WHAT IS EXPECTED: Copy out all the records exactly.

--

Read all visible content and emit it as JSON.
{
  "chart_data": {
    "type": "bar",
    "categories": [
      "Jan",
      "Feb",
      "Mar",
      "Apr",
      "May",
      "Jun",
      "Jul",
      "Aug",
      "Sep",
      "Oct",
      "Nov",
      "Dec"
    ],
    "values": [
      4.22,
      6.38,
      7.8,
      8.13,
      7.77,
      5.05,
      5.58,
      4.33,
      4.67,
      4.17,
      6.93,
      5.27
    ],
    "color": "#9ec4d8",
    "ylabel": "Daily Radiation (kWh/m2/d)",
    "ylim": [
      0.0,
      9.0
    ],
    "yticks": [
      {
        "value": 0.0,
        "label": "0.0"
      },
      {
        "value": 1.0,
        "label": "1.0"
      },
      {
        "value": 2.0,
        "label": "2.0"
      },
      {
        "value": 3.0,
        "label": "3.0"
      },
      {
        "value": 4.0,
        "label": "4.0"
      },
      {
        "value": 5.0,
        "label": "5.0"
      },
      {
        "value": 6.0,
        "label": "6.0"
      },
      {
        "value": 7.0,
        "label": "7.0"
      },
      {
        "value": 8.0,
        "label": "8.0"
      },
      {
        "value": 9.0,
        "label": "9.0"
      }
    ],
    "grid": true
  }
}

--

SOLUTION BELOW:
Read all visible content and emit it as JSON.
{
  "chart_data": {
    "type": "bar",
    "categories": [
      "Jan",
      "Feb",
      "Mar",
      "Apr",
      "May",
      "Jun",
      "Jul",
      "Aug",
      "Sep",
      "Oct",
      "Nov",
      "Dec"
    ],
    "values": [
      4.22,
      6.38,
      7.8,
      8.13,
      7.77,
      5.05,
      5.58,
      4.33,
      4.67,
      4.17,
      6.93,
      5.27
    ],
    "color": "#9ec4d8",
    "ylabel": "Daily Radiation (kWh/m2/d)",
    "ylim": [
      0.0,
      9.0
    ],
    "yticks": [
      {
        "value": 0.0,
        "label": "0.0"
      },
      {
        "value": 1.0,
        "label": "1.0"
      },
      {
        "value": 2.0,
        "label": "2.0"
      },
      {
        "value": 3.0,
        "label": "3.0"
      },
      {
        "value": 4.0,
        "label": "4.0"
      },
      {
        "value": 5.0,
        "label": "5.0"
      },
      {
        "value": 6.0,
        "label": "6.0"
      },
      {
        "value": 7.0,
        "label": "7.0"
      },
      {
        "value": 8.0,
        "label": "8.0"
      },
      {
        "value": 9.0,
        "label": "9.0"
      }
    ],
    "grid": true
  }
}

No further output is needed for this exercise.